_Task prompt_
Answer these questions from the DiffFusion documentation excerpt:
1. What does margin_period_of_risk (MPR) represent?
2. Which approach does the modelled approach refer to?
3. What is the default value of ad_module in model_price_and_deltas_vector?

_Document excerpt_

Portfolio observation times obs_times represent termination times following a potential default.

collateral_balance represent un-discounted market values of the collateral account from bank's perspective in CSA currency. Collateral observation times are margin call times.

margin_period_of_risk (MPR) represents the modelled time between default time τ and observation time t.

We make the following assumptions:

  • No margin flows are paid during MPR.
  • All trade flows are paid during MPR.

The modelled approach refers to the "Classical+" approach in Andersen/Pykhtin/Sokol, 2016.

DiffFusion.collateralised_portfolioFunction
collateralised_portfolio(
    portfolio::ScenarioCube,
    fx_rates::Union{ScenarioCube, Nothing},
    margin_call_times::AbstractVector,
    initial_collateral_balance::ModelValue,
    minimum_transfer_amount::ModelValue,
    threshold_amount::ModelValue,
    independent_amount::ModelValue,
    margin_period_of_risk::ModelTime,
    )

Calculate a collateralised portfolio by joining the effective collateral balance.

Pricing Analytics

DiffFusion.model_priceFunction
model_price(
    payoffs::AbstractVector,
    path_obj::Path,
    pay_time::Union{ModelTime, Nothing} = nothing,
    discount_curve_key::Union{String,Nothing} = nothing
    )

Calculate model price for a vector of Payoff objects.

DiffFusion.model_price_and_deltasFunction
model_price_and_deltas(
    payoffs::AbstractVector,
    path_obj::Path,
    pay_time::Union{ModelTime, Nothing} = nothing,
    discount_curve_key::Union{String,Nothing} = nothing
    )

Calculate model price and curve sensitivities.

Here, payoffs is a vector of Payoff objects and path_obj is a simulated Path.

pay_time and discount_curve_key control payoff discounting via numeraire calculation.

DiffFusion.model_price_and_vegasFunction
model_price_and_vegas(
    payoffs::AbstractVector,
    model::CompositeModel,
    simulation::Function,
    ts_list::AbstractVector,
    context::Context,
    pay_time::Union{ModelTime, Nothing} = nothing,
    discount_curve_key::Union{String,Nothing} = nothing
    )

Calculate model price and model sensitivities.

Here, payoffs is a vector of Payoff objects, model is a full hybrid model.

simulation is a short cut for a Simulation constructor with the signature simulation(model::Model, ch::CorrelationHolder).

ts_list is a list of TermStructure objects for pricing and context is a Context for valuation.

pay_time and discount_curve_key control payoff discounting via numeraire calculation.

DiffFusion.model_price_and_deltas_vectorFunction
model_price_and_deltas_vector(
    payoffs::AbstractVector,
    path_obj::Path,
    pay_time::Union{ModelTime, Nothing} = nothing,
    discount_curve_key::Union{String,Nothing} = nothing,
    ad_module::Module = ForwardDiff,
    )

Calculate model price and curve sensitivities. Sensitivities are calculated as vector together with a vector of labels.

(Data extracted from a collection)
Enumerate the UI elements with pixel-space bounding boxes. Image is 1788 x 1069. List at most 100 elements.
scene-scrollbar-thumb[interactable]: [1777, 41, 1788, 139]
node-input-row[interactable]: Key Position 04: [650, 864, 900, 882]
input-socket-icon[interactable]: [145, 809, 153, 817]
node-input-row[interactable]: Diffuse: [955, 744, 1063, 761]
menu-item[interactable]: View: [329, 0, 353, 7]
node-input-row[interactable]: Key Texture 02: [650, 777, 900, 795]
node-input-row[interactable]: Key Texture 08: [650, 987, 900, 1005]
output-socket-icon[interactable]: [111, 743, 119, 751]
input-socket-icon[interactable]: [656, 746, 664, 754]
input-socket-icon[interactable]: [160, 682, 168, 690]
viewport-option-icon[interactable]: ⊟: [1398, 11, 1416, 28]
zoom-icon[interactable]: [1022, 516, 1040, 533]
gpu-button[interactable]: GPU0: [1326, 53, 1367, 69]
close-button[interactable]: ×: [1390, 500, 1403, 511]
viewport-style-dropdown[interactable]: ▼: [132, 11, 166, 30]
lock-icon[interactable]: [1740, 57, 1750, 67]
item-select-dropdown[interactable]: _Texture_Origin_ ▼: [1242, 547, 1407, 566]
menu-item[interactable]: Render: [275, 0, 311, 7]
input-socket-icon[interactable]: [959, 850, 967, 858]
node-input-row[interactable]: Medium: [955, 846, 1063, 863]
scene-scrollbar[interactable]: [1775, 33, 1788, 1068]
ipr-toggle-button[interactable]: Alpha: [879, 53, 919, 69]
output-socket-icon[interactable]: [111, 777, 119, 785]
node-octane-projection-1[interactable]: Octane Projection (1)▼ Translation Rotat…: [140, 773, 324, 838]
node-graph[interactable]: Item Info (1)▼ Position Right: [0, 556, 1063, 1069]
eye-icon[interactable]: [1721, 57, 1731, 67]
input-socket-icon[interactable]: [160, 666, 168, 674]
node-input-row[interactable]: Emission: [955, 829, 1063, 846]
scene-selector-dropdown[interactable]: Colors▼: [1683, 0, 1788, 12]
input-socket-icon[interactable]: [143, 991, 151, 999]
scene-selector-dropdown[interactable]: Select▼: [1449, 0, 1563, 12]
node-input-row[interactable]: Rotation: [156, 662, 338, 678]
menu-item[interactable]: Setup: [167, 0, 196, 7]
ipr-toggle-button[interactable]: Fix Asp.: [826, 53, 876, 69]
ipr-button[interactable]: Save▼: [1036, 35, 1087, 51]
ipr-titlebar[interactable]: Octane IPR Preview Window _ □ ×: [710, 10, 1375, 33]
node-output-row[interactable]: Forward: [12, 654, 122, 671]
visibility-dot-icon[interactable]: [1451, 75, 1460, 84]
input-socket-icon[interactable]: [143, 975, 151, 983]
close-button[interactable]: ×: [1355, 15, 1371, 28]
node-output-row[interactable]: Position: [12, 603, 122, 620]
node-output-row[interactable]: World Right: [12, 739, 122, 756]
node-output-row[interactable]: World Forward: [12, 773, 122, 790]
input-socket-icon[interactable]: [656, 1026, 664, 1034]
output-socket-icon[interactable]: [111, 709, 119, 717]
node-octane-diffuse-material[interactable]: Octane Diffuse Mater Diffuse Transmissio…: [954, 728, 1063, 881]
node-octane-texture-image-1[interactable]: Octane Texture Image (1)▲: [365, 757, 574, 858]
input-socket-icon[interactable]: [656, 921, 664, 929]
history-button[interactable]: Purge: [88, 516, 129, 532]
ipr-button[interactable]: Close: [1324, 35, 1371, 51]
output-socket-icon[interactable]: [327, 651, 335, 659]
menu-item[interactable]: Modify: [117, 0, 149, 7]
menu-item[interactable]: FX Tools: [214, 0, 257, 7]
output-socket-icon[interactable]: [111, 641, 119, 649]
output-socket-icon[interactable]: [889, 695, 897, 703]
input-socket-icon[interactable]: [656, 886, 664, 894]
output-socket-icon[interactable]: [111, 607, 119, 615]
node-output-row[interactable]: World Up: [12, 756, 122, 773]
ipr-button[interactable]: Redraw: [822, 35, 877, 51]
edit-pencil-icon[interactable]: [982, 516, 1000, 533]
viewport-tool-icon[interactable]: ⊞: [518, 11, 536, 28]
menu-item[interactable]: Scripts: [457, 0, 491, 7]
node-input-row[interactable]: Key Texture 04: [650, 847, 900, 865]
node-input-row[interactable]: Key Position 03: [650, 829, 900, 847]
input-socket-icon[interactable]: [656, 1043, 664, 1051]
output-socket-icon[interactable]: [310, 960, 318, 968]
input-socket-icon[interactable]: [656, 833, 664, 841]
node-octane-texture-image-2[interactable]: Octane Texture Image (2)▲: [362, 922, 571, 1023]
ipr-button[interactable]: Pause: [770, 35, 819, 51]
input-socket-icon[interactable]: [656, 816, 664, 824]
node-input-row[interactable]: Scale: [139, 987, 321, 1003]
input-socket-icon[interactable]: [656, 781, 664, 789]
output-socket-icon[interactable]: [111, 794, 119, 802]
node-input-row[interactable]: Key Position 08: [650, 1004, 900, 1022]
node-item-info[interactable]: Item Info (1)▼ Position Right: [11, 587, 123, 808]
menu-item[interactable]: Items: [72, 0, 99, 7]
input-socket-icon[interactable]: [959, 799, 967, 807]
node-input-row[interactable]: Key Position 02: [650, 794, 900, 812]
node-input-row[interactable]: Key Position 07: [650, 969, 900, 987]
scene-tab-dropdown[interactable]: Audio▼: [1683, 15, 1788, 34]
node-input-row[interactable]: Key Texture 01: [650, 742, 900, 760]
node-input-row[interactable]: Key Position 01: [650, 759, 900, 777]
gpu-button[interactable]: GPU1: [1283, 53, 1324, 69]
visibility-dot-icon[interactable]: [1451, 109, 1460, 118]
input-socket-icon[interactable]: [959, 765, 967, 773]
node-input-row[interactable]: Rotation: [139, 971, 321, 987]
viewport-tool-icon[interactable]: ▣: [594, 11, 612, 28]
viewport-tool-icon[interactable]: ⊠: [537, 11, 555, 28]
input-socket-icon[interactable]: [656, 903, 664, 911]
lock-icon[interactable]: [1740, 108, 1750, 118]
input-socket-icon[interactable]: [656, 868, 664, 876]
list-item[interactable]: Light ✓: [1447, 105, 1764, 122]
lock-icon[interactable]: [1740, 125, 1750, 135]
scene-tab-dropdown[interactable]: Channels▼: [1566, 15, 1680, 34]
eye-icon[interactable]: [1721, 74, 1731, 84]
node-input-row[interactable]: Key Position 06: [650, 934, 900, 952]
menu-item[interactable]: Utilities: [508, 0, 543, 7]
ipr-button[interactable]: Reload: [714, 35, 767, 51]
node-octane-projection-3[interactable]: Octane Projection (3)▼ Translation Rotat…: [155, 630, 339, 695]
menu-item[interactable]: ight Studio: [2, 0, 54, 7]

_Answer space_
1. The modelled time between default time τ and observation time t.
2. The "Classical+" approach in Andersen/Pykhtin/Sokol, 2016.
3. ForwardDiff.